:: Description of the task ::
Repeat, exactly and completely, the material that follows. Omit the pictures.

[start of Source data]

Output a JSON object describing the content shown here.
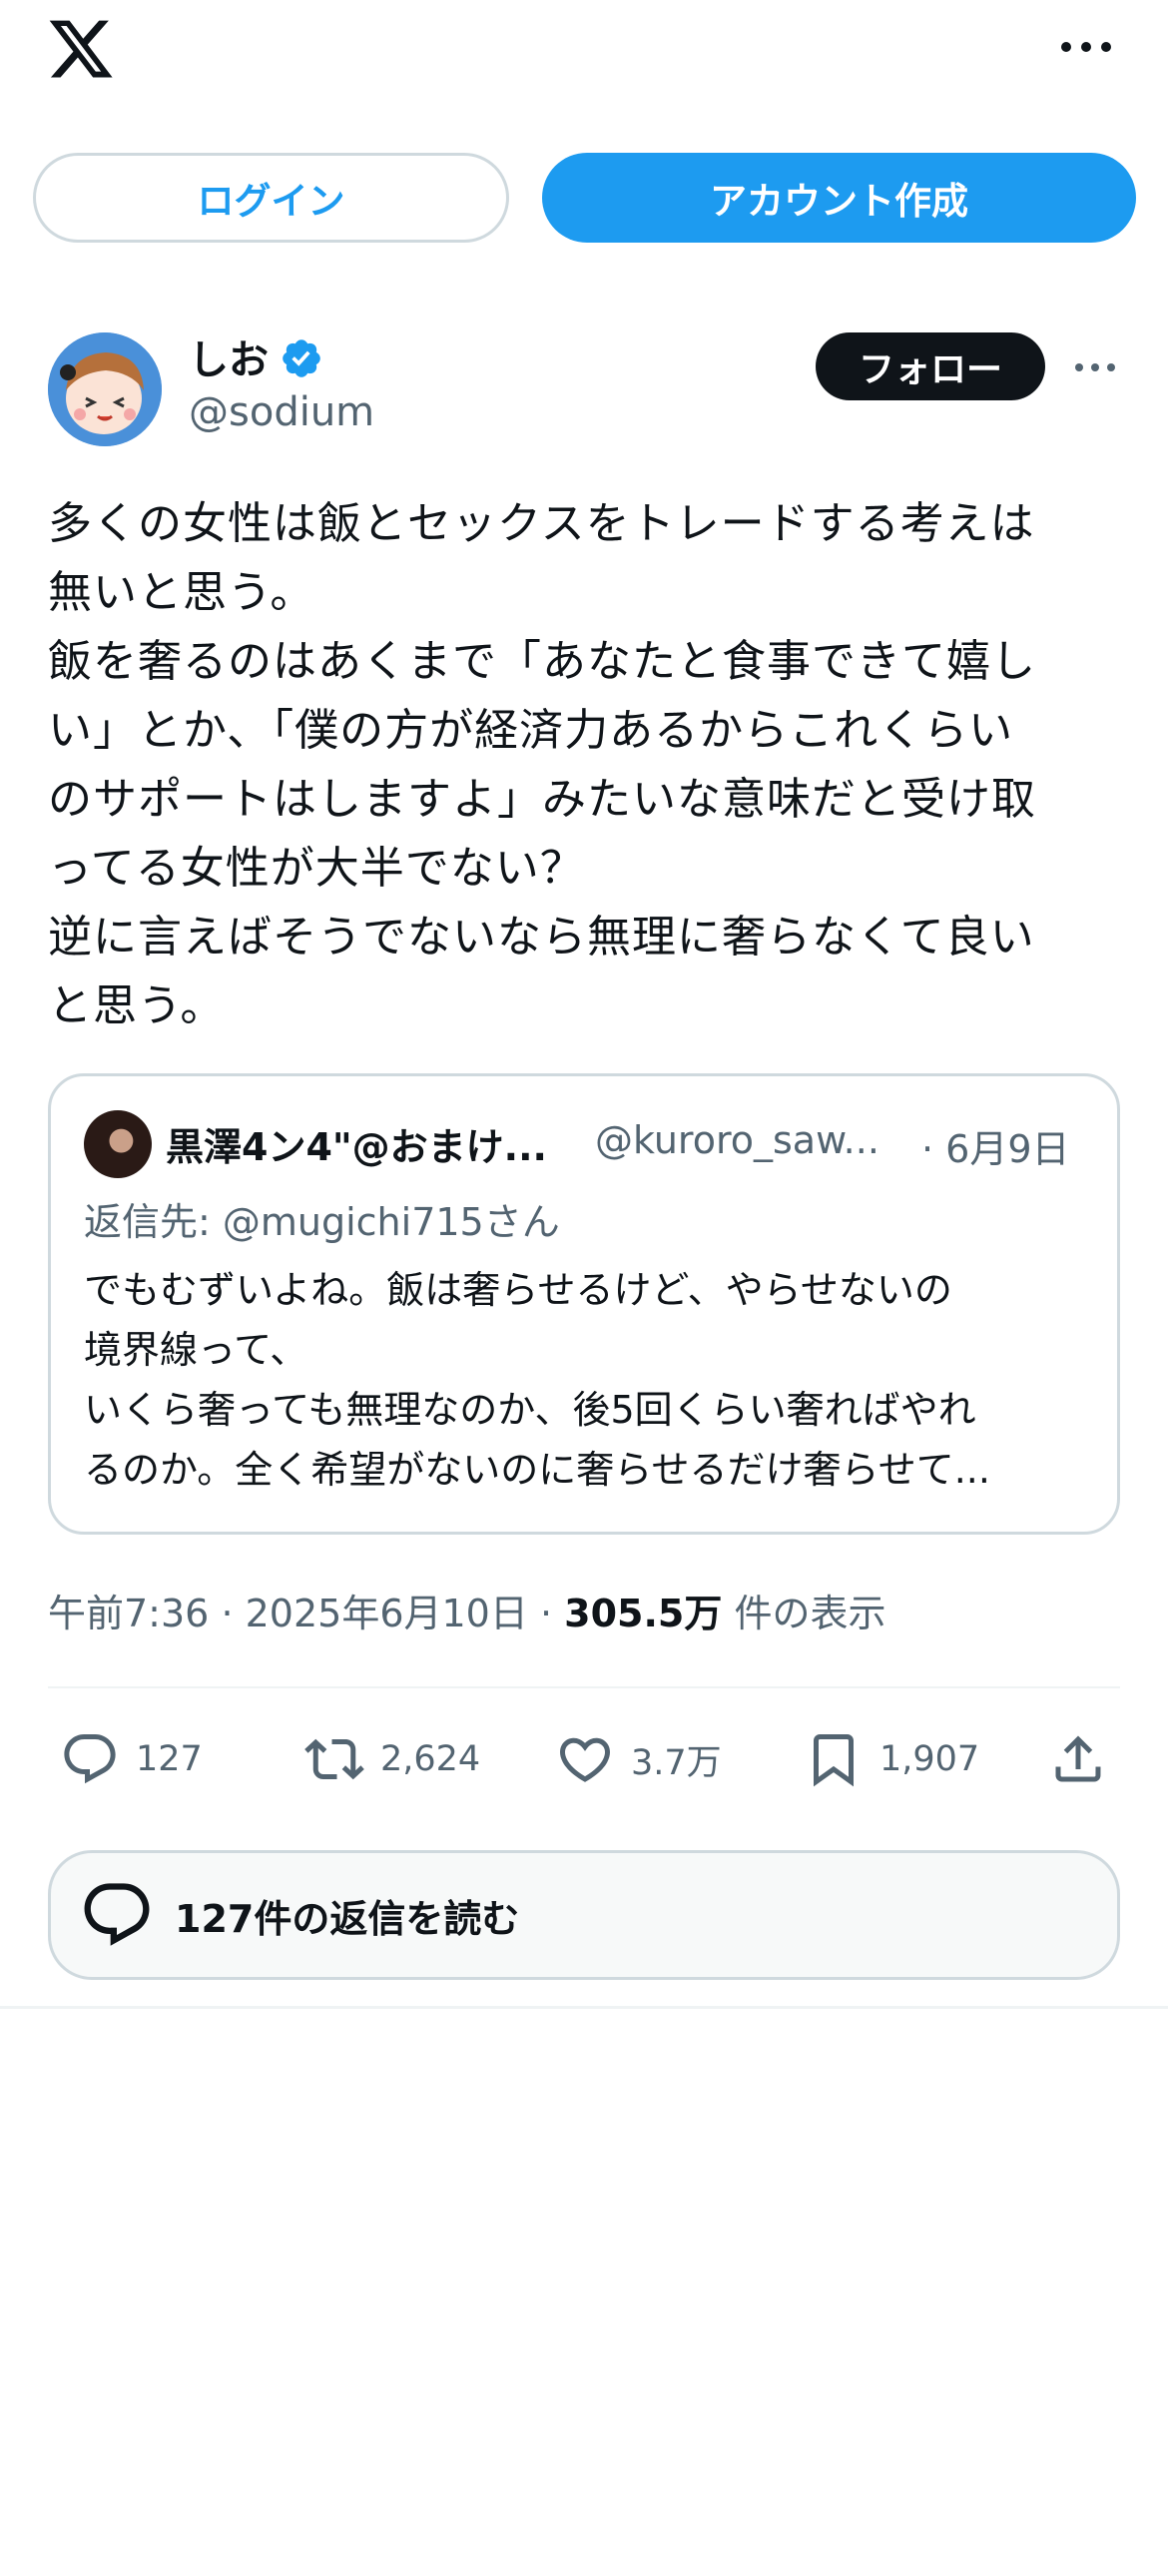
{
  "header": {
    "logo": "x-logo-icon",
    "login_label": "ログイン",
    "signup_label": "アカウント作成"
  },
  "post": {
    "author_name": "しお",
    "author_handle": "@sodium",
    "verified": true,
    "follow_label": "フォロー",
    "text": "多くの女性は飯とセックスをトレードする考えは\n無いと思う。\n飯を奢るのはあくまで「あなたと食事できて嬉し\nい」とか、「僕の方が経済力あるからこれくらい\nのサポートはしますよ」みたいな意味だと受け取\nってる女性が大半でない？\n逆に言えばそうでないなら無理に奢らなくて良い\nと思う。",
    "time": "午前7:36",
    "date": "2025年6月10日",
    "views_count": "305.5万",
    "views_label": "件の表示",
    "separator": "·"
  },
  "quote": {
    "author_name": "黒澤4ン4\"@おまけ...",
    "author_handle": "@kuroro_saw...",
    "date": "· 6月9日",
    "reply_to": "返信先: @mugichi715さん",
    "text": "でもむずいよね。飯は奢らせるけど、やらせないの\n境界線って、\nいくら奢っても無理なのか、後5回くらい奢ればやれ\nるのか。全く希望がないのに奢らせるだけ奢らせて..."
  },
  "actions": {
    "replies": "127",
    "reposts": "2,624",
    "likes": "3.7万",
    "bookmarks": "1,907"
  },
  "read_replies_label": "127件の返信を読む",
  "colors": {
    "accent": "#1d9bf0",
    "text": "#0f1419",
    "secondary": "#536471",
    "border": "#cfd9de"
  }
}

[end of Source data]

:: Output of the task ::
Output a JSON object describing the content shown here.
{
  "header": {
    "logo": "x-logo-icon",
    "login_label": "ログイン",
    "signup_label": "アカウント作成"
  },
  "post": {
    "author_name": "しお",
    "author_handle": "@sodium",
    "verified": true,
    "follow_label": "フォロー",
    "text": "多くの女性は飯とセックスをトレードする考えは\n無いと思う。\n飯を奢るのはあくまで「あなたと食事できて嬉し\nい」とか、「僕の方が経済力あるからこれくらい\nのサポートはしますよ」みたいな意味だと受け取\nってる女性が大半でない？\n逆に言えばそうでないなら無理に奢らなくて良い\nと思う。",
    "time": "午前7:36",
    "date": "2025年6月10日",
    "views_count": "305.5万",
    "views_label": "件の表示",
    "separator": "·"
  },
  "quote": {
    "author_name": "黒澤4ン4\"@おまけ...",
    "author_handle": "@kuroro_saw...",
    "date": "· 6月9日",
    "reply_to": "返信先: @mugichi715さん",
    "text": "でもむずいよね。飯は奢らせるけど、やらせないの\n境界線って、\nいくら奢っても無理なのか、後5回くらい奢ればやれ\nるのか。全く希望がないのに奢らせるだけ奢らせて..."
  },
  "actions": {
    "replies": "127",
    "reposts": "2,624",
    "likes": "3.7万",
    "bookmarks": "1,907"
  },
  "read_replies_label": "127件の返信を読む",
  "colors": {
    "accent": "#1d9bf0",
    "text": "#0f1419",
    "secondary": "#536471",
    "border": "#cfd9de"
  }
}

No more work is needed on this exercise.